> _Directions for this task_
Reproduce, without any changes, everything from the first line of the items down to the line containing "- right-number: 78: [688, 173, 706, 190]", including both of those lines.

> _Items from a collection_
=-=-=-=-=
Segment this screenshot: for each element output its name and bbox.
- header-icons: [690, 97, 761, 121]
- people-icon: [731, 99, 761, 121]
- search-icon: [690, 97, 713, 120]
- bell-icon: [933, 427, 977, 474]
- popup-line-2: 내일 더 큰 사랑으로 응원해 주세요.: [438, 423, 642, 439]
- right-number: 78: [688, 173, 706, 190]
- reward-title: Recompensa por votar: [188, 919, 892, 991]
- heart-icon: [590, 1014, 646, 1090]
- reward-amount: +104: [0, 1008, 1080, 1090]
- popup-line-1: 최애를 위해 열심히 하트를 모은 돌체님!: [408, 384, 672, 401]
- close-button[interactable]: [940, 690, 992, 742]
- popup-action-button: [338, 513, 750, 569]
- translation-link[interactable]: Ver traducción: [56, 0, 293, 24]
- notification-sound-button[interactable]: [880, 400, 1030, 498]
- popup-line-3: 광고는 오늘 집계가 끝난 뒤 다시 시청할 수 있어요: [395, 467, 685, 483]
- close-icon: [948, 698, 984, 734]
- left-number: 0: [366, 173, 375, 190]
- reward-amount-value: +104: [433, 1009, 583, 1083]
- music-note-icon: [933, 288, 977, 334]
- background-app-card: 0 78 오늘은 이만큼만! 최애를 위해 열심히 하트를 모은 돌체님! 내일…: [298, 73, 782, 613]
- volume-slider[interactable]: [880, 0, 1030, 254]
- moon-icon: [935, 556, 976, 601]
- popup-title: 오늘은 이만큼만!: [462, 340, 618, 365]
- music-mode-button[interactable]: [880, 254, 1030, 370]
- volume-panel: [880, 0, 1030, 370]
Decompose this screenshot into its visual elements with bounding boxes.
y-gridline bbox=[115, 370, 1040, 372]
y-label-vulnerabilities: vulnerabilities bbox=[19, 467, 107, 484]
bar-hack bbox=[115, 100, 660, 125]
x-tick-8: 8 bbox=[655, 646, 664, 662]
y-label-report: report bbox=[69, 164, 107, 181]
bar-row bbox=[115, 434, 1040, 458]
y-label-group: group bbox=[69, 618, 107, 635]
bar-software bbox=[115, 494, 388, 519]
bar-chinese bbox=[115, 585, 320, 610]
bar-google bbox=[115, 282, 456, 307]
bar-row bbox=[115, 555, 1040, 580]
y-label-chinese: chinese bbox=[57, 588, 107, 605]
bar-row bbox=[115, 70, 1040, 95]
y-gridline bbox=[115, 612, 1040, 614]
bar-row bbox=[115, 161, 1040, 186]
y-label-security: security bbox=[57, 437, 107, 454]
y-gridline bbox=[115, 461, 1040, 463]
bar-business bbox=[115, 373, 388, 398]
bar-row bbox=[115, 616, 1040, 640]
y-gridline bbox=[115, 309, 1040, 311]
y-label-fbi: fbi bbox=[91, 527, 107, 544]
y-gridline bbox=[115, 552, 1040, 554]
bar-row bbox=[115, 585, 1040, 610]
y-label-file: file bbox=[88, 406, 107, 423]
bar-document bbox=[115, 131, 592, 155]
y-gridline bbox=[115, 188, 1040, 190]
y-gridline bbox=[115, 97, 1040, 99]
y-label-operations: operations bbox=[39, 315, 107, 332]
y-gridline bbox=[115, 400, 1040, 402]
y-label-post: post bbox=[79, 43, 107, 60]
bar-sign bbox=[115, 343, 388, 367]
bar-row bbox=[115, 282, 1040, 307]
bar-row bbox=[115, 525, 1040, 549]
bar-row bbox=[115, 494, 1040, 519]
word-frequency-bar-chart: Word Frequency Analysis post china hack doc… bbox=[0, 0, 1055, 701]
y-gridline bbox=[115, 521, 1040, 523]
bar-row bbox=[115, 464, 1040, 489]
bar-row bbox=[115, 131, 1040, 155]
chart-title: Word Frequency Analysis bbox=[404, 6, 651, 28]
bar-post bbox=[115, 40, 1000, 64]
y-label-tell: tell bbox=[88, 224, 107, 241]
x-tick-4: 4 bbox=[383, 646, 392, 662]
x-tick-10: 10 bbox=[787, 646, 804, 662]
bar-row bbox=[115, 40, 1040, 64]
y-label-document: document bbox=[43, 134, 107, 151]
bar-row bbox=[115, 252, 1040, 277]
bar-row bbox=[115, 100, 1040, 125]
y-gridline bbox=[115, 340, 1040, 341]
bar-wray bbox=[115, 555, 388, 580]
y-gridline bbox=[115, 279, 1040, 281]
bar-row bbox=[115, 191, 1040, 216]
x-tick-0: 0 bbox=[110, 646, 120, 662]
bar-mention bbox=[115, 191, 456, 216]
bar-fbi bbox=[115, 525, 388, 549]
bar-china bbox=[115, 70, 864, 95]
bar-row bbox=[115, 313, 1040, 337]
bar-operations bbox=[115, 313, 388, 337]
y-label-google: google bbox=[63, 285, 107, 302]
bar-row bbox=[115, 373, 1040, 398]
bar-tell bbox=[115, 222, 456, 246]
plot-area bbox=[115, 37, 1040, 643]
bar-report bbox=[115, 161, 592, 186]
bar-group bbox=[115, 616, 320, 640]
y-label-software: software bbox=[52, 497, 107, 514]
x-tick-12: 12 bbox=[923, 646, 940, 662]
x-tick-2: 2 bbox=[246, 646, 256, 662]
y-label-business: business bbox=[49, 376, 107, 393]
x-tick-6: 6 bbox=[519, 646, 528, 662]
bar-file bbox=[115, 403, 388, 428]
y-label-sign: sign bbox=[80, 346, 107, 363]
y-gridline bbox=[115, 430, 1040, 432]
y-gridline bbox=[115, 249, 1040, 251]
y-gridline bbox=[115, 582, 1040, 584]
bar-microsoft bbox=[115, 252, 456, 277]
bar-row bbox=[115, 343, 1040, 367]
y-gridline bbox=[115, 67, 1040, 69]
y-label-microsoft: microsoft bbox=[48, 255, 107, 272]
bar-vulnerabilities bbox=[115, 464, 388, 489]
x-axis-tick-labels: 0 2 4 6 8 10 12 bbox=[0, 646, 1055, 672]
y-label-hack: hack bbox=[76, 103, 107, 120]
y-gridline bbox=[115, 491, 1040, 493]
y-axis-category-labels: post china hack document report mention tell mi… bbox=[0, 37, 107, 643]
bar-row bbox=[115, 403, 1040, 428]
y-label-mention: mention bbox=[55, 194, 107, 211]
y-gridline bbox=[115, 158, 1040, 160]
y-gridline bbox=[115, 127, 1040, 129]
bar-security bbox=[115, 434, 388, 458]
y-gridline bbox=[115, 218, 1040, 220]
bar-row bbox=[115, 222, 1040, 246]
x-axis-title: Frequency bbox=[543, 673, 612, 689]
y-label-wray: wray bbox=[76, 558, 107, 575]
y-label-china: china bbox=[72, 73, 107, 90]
=-=-=-=-=
> _Exercise answer_
Segment this screenshot: for each element output its name and bbox.
- header-icons: [690, 97, 761, 121]
- people-icon: [731, 99, 761, 121]
- search-icon: [690, 97, 713, 120]
- bell-icon: [933, 427, 977, 474]
- popup-line-2: 내일 더 큰 사랑으로 응원해 주세요.: [438, 423, 642, 439]
- right-number: 78: [688, 173, 706, 190]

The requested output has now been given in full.